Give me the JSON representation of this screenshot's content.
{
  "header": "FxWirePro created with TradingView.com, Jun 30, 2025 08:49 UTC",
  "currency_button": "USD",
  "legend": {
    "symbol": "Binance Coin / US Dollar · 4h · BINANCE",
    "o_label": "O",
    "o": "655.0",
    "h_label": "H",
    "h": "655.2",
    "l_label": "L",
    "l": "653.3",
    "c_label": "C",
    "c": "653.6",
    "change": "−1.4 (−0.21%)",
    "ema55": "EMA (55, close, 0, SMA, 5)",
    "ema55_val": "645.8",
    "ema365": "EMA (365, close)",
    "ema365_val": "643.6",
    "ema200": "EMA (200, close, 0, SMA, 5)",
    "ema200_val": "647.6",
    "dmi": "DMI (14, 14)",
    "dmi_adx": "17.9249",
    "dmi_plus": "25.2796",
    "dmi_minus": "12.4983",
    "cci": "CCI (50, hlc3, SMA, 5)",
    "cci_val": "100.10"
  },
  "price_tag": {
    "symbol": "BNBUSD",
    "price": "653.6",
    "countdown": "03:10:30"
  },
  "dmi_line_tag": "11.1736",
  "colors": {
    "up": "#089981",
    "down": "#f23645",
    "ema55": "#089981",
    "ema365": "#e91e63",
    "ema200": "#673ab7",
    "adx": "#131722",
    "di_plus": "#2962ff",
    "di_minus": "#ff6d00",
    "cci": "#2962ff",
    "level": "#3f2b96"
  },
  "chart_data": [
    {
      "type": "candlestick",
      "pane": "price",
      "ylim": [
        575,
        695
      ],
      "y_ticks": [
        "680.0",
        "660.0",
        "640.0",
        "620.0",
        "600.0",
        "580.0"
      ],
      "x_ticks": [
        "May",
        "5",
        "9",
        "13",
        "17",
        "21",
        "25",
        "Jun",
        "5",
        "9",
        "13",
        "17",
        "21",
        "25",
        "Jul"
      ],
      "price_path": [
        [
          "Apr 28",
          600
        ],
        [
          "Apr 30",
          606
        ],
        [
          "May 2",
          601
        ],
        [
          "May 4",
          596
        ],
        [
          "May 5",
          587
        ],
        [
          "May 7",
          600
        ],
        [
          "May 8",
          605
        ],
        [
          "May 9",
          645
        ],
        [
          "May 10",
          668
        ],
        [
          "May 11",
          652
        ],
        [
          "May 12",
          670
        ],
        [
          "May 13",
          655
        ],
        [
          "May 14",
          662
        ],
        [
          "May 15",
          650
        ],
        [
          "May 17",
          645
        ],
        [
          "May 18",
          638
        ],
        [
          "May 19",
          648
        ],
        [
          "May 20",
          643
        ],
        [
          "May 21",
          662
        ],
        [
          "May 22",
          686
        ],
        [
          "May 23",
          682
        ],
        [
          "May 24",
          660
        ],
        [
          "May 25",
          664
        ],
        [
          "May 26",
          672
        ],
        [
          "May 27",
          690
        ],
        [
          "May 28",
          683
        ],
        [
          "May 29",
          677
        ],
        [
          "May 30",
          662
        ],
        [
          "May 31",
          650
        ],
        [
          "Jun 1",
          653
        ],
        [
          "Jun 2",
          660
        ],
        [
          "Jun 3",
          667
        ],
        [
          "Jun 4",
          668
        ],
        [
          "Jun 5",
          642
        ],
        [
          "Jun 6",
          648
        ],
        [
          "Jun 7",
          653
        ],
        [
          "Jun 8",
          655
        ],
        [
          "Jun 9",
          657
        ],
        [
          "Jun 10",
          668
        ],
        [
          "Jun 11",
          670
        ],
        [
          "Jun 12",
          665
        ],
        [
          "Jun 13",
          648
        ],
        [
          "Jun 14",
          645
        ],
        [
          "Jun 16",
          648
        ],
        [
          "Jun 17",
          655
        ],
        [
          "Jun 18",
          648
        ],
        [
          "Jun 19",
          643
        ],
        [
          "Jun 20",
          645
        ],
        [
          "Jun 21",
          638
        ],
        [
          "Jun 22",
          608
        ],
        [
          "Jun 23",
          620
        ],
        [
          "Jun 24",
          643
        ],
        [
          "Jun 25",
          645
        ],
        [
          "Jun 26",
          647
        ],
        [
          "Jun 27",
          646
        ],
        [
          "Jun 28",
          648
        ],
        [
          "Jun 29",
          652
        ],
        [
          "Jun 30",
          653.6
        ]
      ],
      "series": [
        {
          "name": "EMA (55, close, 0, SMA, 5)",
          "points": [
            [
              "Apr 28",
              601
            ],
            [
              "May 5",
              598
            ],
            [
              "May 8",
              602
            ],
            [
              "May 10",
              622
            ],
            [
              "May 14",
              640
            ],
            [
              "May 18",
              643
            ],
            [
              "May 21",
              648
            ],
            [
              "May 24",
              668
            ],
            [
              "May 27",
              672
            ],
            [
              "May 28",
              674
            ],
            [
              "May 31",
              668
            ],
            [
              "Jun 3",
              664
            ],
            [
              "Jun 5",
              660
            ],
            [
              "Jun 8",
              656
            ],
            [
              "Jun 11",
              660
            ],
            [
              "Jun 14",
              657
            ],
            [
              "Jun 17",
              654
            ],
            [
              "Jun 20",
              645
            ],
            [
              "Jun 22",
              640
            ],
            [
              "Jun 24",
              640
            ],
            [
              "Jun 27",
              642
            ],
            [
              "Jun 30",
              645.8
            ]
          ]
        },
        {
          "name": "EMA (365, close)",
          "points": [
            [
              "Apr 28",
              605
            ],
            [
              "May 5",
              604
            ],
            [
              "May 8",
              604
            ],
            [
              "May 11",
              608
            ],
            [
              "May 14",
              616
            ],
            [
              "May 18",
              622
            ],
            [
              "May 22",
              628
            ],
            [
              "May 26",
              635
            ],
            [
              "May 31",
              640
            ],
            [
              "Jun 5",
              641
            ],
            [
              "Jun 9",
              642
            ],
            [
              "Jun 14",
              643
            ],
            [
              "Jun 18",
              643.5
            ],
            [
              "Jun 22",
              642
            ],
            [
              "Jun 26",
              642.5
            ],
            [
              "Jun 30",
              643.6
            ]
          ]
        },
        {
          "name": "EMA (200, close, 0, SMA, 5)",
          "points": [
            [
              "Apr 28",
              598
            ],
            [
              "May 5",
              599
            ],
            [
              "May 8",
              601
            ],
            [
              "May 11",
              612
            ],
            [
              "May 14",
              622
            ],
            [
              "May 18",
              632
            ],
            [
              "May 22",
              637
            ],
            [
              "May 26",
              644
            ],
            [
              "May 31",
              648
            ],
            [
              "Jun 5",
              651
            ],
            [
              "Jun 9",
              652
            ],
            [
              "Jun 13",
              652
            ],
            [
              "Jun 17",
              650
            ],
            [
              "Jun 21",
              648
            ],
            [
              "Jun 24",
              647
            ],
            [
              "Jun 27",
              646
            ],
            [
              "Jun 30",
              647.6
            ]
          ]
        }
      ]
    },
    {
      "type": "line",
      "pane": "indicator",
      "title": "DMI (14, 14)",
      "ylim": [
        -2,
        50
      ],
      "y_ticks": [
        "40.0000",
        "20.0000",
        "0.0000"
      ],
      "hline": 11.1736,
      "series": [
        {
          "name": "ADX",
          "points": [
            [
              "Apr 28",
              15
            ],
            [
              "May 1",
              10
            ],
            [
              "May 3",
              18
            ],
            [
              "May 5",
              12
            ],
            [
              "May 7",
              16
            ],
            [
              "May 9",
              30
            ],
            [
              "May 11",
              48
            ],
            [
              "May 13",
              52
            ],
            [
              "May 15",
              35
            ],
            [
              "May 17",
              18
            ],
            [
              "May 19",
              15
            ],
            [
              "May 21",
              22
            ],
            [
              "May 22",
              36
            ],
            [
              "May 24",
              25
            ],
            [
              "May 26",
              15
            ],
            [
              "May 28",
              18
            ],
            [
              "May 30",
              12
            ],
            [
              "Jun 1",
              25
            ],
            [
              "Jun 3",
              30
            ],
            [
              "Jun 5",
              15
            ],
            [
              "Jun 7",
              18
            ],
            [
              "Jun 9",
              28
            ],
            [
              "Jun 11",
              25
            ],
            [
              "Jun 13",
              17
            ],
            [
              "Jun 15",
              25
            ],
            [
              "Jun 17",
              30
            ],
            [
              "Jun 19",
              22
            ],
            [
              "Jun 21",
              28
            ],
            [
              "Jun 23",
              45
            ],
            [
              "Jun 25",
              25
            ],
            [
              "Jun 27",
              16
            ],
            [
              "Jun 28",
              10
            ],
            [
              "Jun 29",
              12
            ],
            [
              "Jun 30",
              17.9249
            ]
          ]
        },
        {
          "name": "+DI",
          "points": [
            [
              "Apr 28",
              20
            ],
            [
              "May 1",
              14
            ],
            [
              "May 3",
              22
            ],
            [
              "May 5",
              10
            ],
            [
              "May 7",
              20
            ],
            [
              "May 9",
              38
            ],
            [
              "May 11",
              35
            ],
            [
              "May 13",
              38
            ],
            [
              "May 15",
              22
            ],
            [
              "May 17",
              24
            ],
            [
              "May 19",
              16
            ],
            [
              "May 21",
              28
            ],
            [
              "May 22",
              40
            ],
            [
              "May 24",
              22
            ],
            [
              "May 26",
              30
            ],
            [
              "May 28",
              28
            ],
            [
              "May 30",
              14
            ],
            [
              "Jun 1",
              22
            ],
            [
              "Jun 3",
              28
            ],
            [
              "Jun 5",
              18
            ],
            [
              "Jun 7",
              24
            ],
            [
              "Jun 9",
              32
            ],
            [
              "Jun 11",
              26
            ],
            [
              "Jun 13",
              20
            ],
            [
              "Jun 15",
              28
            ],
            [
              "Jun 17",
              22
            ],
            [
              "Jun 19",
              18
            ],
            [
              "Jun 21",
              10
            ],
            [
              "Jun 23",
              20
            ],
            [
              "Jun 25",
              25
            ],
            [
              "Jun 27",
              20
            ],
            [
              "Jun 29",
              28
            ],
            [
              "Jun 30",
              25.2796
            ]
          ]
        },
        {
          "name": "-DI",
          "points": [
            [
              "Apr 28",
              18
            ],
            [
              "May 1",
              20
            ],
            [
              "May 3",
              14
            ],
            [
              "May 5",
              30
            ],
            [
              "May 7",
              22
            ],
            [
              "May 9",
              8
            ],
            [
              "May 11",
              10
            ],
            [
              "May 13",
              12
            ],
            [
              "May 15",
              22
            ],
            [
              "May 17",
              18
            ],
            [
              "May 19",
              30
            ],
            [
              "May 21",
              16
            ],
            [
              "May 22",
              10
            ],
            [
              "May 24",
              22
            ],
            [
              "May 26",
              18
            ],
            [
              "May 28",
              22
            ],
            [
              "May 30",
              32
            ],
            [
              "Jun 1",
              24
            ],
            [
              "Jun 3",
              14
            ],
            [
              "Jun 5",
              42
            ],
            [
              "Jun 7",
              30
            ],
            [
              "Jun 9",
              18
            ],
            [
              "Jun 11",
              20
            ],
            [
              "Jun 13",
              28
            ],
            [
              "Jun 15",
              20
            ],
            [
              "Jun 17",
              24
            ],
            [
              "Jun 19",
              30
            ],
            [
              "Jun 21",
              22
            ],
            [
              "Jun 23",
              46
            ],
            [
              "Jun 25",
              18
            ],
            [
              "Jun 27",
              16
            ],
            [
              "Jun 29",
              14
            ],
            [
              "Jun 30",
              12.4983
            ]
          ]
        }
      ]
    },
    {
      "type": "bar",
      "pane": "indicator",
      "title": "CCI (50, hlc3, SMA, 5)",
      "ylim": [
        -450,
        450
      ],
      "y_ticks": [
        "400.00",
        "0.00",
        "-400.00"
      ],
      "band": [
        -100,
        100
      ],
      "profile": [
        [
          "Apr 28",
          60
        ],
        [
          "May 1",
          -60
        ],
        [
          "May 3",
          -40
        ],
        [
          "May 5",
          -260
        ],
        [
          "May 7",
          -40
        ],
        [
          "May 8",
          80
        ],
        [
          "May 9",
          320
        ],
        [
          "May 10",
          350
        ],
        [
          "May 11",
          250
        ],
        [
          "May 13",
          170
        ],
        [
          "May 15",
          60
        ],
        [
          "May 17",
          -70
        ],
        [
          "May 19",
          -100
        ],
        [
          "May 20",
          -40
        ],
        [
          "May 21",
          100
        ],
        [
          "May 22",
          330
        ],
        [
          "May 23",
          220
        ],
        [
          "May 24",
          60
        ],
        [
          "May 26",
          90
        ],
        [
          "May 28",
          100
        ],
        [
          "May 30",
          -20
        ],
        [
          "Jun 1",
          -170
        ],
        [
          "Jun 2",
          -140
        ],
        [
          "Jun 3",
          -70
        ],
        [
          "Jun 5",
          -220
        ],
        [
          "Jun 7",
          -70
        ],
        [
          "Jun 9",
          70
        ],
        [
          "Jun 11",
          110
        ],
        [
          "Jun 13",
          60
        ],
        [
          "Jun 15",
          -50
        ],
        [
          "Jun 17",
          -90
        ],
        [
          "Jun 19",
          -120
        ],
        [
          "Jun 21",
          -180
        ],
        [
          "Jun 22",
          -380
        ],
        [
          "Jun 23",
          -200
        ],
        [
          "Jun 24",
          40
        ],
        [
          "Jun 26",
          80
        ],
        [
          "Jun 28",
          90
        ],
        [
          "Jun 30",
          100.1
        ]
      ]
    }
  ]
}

_Goal of the exercise:_
Every line in the data that holds "name" should be copied out.

_Full response:_
          "name": "EMA (55, close, 0, SMA, 5)",
          "name": "EMA (365, close)",
          "name": "EMA (200, close, 0, SMA, 5)",
          "name": "ADX",
          "name": "+DI",
          "name": "-DI",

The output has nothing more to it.